What you will do. Write out the whole of the material exactly.

The records.

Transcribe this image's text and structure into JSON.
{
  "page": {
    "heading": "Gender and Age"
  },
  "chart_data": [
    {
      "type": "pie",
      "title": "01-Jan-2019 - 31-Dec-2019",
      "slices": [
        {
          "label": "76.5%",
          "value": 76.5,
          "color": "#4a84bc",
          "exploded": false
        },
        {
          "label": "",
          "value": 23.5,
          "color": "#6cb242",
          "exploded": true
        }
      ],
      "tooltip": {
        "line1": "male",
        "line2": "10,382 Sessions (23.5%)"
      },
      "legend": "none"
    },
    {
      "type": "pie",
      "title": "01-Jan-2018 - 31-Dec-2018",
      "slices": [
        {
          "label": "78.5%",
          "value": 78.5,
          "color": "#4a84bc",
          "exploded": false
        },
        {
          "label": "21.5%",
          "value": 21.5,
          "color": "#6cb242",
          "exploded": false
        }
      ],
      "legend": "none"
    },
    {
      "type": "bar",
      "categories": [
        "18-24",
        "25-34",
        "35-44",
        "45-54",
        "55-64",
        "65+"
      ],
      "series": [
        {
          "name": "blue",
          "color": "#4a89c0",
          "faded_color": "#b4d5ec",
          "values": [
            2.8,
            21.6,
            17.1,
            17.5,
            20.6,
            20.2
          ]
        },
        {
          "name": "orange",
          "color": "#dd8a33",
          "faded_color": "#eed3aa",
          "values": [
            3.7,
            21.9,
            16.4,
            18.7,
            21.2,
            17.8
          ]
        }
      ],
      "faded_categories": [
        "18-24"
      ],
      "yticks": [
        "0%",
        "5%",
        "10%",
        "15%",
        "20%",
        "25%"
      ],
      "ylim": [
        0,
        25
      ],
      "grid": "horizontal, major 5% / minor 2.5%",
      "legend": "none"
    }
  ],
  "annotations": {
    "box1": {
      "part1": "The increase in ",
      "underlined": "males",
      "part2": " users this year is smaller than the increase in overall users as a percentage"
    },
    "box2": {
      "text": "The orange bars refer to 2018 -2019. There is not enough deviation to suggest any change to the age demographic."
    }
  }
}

Result of the task.
Transcribe this image's text and structure into JSON.
{
  "page": {
    "heading": "Gender and Age"
  },
  "chart_data": [
    {
      "type": "pie",
      "title": "01-Jan-2019 - 31-Dec-2019",
      "slices": [
        {
          "label": "76.5%",
          "value": 76.5,
          "color": "#4a84bc",
          "exploded": false
        },
        {
          "label": "",
          "value": 23.5,
          "color": "#6cb242",
          "exploded": true
        }
      ],
      "tooltip": {
        "line1": "male",
        "line2": "10,382 Sessions (23.5%)"
      },
      "legend": "none"
    },
    {
      "type": "pie",
      "title": "01-Jan-2018 - 31-Dec-2018",
      "slices": [
        {
          "label": "78.5%",
          "value": 78.5,
          "color": "#4a84bc",
          "exploded": false
        },
        {
          "label": "21.5%",
          "value": 21.5,
          "color": "#6cb242",
          "exploded": false
        }
      ],
      "legend": "none"
    },
    {
      "type": "bar",
      "categories": [
        "18-24",
        "25-34",
        "35-44",
        "45-54",
        "55-64",
        "65+"
      ],
      "series": [
        {
          "name": "blue",
          "color": "#4a89c0",
          "faded_color": "#b4d5ec",
          "values": [
            2.8,
            21.6,
            17.1,
            17.5,
            20.6,
            20.2
          ]
        },
        {
          "name": "orange",
          "color": "#dd8a33",
          "faded_color": "#eed3aa",
          "values": [
            3.7,
            21.9,
            16.4,
            18.7,
            21.2,
            17.8
          ]
        }
      ],
      "faded_categories": [
        "18-24"
      ],
      "yticks": [
        "0%",
        "5%",
        "10%",
        "15%",
        "20%",
        "25%"
      ],
      "ylim": [
        0,
        25
      ],
      "grid": "horizontal, major 5% / minor 2.5%",
      "legend": "none"
    }
  ],
  "annotations": {
    "box1": {
      "part1": "The increase in ",
      "underlined": "males",
      "part2": " users this year is smaller than the increase in overall users as a percentage"
    },
    "box2": {
      "text": "The orange bars refer to 2018 -2019. There is not enough deviation to suggest any change to the age demographic."
    }
  }
}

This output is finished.